Within the listing below, locate all lines containing the word "reposts". Copy each one.

_Task data_.
▬▬▬

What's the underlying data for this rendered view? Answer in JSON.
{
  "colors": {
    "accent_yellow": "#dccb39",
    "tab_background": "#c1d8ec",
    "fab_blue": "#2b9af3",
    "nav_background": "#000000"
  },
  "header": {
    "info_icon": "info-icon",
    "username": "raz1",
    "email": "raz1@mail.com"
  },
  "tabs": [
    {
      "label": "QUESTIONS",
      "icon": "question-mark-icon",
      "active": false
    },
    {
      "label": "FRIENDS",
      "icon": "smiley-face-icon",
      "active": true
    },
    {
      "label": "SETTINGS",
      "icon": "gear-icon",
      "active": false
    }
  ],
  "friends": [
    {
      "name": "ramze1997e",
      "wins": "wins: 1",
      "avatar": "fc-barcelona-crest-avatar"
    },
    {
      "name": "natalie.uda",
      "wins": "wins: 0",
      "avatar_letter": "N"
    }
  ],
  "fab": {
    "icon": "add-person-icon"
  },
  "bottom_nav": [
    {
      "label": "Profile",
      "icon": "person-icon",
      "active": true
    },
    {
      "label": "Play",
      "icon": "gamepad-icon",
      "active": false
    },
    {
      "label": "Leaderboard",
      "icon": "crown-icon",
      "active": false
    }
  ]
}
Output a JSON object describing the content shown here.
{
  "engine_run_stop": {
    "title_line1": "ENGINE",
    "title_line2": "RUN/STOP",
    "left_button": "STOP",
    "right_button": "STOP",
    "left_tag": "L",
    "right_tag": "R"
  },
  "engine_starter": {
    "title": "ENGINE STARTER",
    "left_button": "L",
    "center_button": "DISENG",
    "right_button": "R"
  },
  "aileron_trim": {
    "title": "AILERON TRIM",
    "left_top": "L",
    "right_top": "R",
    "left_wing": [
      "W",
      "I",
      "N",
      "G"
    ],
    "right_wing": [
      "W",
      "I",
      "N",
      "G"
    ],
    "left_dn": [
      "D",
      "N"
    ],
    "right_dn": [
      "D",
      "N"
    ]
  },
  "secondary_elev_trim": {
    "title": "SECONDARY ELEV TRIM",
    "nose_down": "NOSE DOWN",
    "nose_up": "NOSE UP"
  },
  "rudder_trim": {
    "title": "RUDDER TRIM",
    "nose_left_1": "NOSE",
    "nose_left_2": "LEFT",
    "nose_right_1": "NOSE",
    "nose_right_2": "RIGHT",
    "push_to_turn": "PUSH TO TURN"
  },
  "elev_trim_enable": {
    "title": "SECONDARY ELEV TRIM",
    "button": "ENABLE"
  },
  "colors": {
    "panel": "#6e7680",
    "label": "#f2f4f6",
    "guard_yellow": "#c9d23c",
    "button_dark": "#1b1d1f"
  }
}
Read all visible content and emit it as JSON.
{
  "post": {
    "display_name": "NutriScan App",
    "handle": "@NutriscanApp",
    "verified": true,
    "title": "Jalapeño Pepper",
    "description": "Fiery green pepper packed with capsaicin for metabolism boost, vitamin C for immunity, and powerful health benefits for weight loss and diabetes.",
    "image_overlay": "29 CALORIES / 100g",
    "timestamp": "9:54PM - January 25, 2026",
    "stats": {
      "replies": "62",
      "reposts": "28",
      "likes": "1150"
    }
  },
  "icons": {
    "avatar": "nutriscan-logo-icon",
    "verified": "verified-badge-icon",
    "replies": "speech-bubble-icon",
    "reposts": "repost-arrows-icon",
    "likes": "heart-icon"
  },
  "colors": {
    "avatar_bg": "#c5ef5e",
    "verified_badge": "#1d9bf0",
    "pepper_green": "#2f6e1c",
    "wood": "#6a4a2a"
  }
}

▬▬▬

_Written answer_.
      "reposts": "28",
    "reposts": "repost-arrows-icon",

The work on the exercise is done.